Task description:
State the number of lines where "nterval" appears. Add nothing else.
******
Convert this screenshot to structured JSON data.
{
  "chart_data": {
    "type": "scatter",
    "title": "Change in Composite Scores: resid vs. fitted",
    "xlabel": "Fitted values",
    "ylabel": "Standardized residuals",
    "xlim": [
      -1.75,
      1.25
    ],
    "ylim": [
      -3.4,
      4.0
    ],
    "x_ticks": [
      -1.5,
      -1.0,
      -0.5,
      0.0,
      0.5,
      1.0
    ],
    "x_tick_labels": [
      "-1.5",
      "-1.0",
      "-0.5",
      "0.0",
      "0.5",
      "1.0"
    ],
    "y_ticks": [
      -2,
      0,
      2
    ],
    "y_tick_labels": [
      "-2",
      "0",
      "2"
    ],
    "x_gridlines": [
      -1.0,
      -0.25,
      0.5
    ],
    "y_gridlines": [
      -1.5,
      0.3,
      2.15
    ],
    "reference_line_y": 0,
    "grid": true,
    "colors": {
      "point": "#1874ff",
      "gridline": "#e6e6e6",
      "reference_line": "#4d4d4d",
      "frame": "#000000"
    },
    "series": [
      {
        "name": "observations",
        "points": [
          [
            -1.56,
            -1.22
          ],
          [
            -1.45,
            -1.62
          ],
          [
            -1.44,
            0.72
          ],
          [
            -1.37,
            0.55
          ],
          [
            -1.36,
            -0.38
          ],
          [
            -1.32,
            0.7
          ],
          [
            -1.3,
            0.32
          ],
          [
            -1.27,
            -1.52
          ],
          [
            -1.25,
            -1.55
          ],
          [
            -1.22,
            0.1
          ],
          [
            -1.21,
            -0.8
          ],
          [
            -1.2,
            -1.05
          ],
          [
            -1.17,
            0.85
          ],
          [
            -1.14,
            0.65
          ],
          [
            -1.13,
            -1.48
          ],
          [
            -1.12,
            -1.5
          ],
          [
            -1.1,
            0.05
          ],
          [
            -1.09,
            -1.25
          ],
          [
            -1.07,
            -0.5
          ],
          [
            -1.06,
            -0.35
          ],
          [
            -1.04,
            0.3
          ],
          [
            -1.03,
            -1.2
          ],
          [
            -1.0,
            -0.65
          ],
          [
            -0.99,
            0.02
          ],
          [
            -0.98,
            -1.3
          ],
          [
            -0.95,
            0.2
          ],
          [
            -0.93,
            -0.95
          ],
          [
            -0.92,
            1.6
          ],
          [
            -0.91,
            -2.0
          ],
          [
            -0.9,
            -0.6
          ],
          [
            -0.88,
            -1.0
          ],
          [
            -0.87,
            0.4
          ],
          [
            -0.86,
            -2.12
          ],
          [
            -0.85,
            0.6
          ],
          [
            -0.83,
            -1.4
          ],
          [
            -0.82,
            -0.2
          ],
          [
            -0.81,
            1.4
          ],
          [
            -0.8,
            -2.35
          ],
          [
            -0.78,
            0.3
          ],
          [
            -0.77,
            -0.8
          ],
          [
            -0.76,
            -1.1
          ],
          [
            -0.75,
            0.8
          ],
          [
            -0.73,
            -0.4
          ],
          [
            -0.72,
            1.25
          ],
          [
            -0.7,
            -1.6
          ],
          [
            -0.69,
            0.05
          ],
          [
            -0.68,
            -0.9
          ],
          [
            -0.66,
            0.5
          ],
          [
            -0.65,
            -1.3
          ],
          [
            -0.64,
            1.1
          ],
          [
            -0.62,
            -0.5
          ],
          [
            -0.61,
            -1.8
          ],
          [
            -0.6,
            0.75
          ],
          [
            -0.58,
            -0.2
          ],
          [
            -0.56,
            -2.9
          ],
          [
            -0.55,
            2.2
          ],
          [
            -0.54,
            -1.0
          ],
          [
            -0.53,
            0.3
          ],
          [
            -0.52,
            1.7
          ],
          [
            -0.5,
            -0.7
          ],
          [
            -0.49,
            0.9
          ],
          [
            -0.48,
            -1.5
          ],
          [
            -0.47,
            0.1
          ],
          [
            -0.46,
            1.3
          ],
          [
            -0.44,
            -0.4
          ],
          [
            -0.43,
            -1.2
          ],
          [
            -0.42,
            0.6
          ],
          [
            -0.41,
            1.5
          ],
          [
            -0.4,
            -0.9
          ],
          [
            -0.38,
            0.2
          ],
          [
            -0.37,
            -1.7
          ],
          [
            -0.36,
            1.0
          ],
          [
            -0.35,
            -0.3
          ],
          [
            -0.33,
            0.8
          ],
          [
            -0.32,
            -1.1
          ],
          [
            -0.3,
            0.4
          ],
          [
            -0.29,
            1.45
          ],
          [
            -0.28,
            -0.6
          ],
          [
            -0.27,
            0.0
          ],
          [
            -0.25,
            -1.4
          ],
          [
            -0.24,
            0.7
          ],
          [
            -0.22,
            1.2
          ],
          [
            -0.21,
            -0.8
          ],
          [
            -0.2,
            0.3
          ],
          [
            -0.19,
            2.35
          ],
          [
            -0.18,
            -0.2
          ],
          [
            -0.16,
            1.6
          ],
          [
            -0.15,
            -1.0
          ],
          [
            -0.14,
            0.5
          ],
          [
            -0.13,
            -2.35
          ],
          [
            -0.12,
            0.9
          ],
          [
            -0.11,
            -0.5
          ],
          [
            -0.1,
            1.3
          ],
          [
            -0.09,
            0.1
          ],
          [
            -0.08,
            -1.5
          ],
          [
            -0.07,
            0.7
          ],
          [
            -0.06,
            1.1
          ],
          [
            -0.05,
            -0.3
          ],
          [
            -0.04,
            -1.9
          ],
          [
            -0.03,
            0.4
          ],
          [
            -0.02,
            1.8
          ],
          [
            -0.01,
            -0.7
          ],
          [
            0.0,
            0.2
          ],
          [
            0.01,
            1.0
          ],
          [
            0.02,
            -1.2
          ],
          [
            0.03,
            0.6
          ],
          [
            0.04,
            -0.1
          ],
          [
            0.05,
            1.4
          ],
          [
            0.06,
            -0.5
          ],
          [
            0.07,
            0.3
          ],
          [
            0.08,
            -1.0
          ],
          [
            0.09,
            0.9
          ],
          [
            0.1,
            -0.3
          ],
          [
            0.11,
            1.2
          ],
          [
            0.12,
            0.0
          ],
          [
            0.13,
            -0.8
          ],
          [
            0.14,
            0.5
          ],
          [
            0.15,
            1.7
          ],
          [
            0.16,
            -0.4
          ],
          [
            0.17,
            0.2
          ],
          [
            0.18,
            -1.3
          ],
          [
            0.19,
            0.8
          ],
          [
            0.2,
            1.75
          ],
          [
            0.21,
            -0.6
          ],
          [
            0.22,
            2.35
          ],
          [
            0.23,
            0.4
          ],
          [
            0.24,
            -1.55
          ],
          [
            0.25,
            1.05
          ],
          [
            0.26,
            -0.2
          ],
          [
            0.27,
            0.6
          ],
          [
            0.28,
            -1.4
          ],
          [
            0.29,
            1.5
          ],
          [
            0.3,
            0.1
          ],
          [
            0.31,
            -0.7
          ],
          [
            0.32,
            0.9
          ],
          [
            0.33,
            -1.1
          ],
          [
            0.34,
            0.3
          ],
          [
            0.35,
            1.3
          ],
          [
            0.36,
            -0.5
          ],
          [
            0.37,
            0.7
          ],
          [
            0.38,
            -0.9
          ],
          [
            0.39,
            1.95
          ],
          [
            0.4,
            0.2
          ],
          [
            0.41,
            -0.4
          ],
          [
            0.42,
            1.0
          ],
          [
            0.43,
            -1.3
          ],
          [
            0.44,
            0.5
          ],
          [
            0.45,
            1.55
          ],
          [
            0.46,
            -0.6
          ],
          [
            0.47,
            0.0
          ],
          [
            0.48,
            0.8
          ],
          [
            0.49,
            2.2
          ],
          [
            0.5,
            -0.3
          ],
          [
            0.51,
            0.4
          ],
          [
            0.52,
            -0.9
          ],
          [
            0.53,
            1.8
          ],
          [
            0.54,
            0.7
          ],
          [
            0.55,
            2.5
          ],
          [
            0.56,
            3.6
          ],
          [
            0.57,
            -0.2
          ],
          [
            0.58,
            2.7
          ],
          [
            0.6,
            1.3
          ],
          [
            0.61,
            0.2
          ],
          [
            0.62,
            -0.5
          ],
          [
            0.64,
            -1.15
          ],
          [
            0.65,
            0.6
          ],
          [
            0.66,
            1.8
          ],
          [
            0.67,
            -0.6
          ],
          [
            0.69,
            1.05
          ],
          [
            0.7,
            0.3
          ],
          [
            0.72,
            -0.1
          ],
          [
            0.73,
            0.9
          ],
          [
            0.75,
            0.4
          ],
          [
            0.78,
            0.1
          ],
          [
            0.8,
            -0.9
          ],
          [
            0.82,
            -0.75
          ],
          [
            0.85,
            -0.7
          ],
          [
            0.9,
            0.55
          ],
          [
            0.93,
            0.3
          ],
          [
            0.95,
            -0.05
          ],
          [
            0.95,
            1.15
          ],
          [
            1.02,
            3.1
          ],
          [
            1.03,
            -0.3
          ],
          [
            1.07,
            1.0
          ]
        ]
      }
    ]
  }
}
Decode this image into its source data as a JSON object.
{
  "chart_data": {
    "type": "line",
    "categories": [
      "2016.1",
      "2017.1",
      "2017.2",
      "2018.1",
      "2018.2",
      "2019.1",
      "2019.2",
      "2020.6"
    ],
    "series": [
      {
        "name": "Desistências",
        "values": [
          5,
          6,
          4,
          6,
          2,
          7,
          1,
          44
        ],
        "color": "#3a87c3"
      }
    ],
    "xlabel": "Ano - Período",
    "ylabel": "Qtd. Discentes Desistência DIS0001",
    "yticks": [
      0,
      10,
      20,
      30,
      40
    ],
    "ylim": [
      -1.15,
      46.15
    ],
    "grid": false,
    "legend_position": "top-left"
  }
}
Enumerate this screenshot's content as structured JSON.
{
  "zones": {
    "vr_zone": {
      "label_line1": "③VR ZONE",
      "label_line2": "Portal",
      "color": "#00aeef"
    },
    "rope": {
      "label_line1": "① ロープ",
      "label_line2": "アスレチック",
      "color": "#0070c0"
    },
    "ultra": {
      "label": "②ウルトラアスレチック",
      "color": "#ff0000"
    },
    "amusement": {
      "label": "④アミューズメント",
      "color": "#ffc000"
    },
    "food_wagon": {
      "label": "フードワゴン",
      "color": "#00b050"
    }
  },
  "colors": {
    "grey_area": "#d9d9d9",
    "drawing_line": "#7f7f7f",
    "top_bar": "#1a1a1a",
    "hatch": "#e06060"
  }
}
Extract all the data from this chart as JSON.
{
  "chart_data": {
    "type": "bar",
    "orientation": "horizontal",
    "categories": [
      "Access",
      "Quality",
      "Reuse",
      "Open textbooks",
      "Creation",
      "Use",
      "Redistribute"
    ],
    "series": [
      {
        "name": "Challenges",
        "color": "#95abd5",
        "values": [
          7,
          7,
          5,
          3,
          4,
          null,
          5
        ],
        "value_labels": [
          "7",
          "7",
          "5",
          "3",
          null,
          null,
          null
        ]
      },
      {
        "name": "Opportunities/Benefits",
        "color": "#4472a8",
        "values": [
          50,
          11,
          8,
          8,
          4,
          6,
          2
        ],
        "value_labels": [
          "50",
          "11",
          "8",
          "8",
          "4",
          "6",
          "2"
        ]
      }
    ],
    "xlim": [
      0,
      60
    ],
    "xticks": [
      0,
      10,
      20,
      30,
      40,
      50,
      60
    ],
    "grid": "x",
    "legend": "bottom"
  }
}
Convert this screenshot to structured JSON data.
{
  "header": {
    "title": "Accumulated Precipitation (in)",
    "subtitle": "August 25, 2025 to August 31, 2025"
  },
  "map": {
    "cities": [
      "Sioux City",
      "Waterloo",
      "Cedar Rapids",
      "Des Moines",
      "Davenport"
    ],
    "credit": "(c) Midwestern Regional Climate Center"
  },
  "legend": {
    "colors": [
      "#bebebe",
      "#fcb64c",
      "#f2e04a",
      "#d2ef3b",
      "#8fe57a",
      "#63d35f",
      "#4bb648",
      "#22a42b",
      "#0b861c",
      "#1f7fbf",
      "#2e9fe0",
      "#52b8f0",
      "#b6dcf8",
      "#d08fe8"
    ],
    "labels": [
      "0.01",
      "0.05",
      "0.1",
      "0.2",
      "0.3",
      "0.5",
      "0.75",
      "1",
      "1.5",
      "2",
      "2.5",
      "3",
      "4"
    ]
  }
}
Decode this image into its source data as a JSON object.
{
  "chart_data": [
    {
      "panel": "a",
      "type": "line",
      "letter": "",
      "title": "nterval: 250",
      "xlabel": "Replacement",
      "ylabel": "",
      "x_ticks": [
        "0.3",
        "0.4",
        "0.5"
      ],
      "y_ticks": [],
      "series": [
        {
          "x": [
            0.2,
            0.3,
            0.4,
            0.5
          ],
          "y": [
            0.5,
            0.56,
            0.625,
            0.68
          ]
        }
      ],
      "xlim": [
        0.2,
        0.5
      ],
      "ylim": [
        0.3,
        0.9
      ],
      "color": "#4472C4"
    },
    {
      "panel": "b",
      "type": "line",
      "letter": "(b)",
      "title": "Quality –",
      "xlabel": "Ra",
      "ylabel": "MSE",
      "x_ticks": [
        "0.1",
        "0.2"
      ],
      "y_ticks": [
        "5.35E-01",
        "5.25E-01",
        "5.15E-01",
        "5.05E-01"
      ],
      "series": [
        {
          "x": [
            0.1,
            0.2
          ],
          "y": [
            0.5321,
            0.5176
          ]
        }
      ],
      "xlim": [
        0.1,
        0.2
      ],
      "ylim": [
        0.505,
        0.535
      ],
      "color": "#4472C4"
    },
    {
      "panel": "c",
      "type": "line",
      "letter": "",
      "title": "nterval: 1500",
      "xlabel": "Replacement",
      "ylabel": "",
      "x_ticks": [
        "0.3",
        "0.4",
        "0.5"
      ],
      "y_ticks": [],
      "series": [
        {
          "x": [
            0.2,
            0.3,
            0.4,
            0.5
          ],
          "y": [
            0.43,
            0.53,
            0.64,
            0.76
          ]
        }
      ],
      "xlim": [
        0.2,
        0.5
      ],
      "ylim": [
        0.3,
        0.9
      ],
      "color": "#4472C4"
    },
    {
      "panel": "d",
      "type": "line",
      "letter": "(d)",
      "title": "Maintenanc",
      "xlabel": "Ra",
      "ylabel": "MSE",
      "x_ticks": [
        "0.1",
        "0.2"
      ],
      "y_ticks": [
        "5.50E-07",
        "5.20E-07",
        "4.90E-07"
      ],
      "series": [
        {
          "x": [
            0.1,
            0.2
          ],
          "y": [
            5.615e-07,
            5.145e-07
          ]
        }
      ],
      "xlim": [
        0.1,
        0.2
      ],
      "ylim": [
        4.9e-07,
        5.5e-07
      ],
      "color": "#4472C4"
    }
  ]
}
******
Finished answer:
2